▶ _Extracted records_:
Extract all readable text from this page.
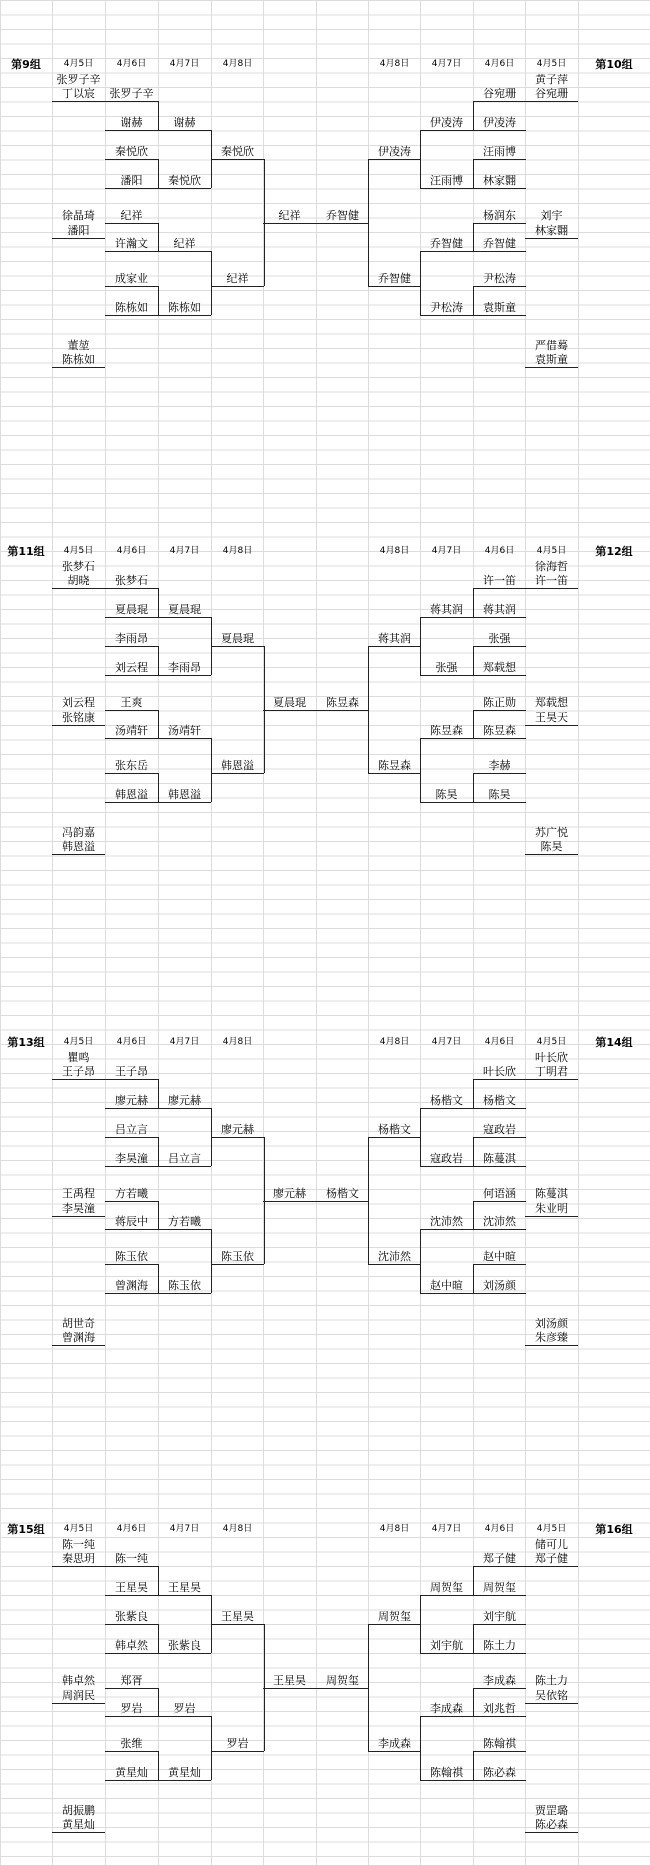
第9组	第10组
4月5日	4月6日	4月7日	4月8日	4月8日	4月7日	4月6日	4月5日
张罗子辛
丁以宸
徐晶琦
潘阳
董堃
陈栋如
张罗子辛
谢赫
秦悦欣
潘阳
纪祥
许瀚文
成家业
陈栋如
谢赫
秦悦欣
纪祥
陈栋如
秦悦欣
纪祥
纪祥
黄子萍
谷宛珊
刘宇
林家翾
严借蓦
袁斯童
谷宛珊
伊凌涛
汪雨博
林家翾
杨润东
乔智健
尹松涛
袁斯童
伊凌涛
汪雨博
乔智健
尹松涛
伊凌涛
乔智健
乔智健
第11组	第12组
4月5日	4月6日	4月7日	4月8日	4月8日	4月7日	4月6日	4月5日
张梦石
胡晓
刘云程
张铭康
冯韵嘉
韩恩溢
张梦石
夏晨琨
李雨昂
刘云程
王爽
汤靖轩
张东岳
韩恩溢
夏晨琨
李雨昂
汤靖轩
韩恩溢
夏晨琨
韩恩溢
夏晨琨
徐海哲
许一笛
郑载想
王昊天
苏广悦
陈昊
许一笛
蒋其润
张强
郑载想
陈正勋
陈昱森
李赫
陈昊
蒋其润
张强
陈昱森
陈昊
蒋其润
陈昱森
陈昱森
第13组	第14组
4月5日	4月6日	4月7日	4月8日	4月8日	4月7日	4月6日	4月5日
瞿鸣
王子昂
王禹程
李昊潼
胡世奇
曾渊海
王子昂
廖元赫
吕立言
李昊潼
方若曦
蒋辰中
陈玉依
曾渊海
廖元赫
吕立言
方若曦
陈玉依
廖元赫
陈玉依
廖元赫
叶长欣
丁明君
陈蔓淇
朱业明
刘汤颜
朱彦臻
叶长欣
杨楷文
寇政岩
陈蔓淇
何语涵
沈沛然
赵中暄
刘汤颜
杨楷文
寇政岩
沈沛然
赵中暄
杨楷文
沈沛然
杨楷文
第15组	第16组
4月5日	4月6日	4月7日	4月8日	4月8日	4月7日	4月6日	4月5日
陈一纯
秦思玥
韩卓然
周润民
胡振鹏
黄星灿
陈一纯
王星昊
张紫良
韩卓然
郑胥
罗岩
张维
黄星灿
王星昊
张紫良
罗岩
黄星灿
王星昊
罗岩
王星昊
储可儿
郑子健
陈土力
吴依铭
贾罡璐
陈必森
郑子健
周贺玺
刘宇航
陈土力
李成森
刘兆哲
陈翰祺
陈必森
周贺玺
刘宇航
李成森
陈翰祺
周贺玺
李成森
周贺玺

▶ _What this task involves_: Repeat each entry exactly. Pictures do not belong in the copy.

▶ _Result of the task_:
Extract all readable text from this page.
第9组	第10组
4月5日	4月6日	4月7日	4月8日	4月8日	4月7日	4月6日	4月5日
张罗子辛
丁以宸
徐晶琦
潘阳
董堃
陈栋如
张罗子辛
谢赫
秦悦欣
潘阳
纪祥
许瀚文
成家业
陈栋如
谢赫
秦悦欣
纪祥
陈栋如
秦悦欣
纪祥
纪祥
黄子萍
谷宛珊
刘宇
林家翾
严借蓦
袁斯童
谷宛珊
伊凌涛
汪雨博
林家翾
杨润东
乔智健
尹松涛
袁斯童
伊凌涛
汪雨博
乔智健
尹松涛
伊凌涛
乔智健
乔智健
第11组	第12组
4月5日	4月6日	4月7日	4月8日	4月8日	4月7日	4月6日	4月5日
张梦石
胡晓
刘云程
张铭康
冯韵嘉
韩恩溢
张梦石
夏晨琨
李雨昂
刘云程
王爽
汤靖轩
张东岳
韩恩溢
夏晨琨
李雨昂
汤靖轩
韩恩溢
夏晨琨
韩恩溢
夏晨琨
徐海哲
许一笛
郑载想
王昊天
苏广悦
陈昊
许一笛
蒋其润
张强
郑载想
陈正勋
陈昱森
李赫
陈昊
蒋其润
张强
陈昱森
陈昊
蒋其润
陈昱森
陈昱森
第13组	第14组
4月5日	4月6日	4月7日	4月8日	4月8日	4月7日	4月6日	4月5日
瞿鸣
王子昂
王禹程
李昊潼
胡世奇
曾渊海
王子昂
廖元赫
吕立言
李昊潼
方若曦
蒋辰中
陈玉依
曾渊海
廖元赫
吕立言
方若曦
陈玉依
廖元赫
陈玉依
廖元赫
叶长欣
丁明君
陈蔓淇
朱业明
刘汤颜
朱彦臻
叶长欣
杨楷文
寇政岩
陈蔓淇
何语涵
沈沛然
赵中暄
刘汤颜
杨楷文
寇政岩
沈沛然
赵中暄
杨楷文
沈沛然
杨楷文
第15组	第16组
4月5日	4月6日	4月7日	4月8日	4月8日	4月7日	4月6日	4月5日
陈一纯
秦思玥
韩卓然
周润民
胡振鹏
黄星灿
陈一纯
王星昊
张紫良
韩卓然
郑胥
罗岩
张维
黄星灿
王星昊
张紫良
罗岩
黄星灿
王星昊
罗岩
王星昊
储可儿
郑子健
陈土力
吴依铭
贾罡璐
陈必森
郑子健
周贺玺
刘宇航
陈土力
李成森
刘兆哲
陈翰祺
陈必森
周贺玺
刘宇航
李成森
陈翰祺
周贺玺
李成森
周贺玺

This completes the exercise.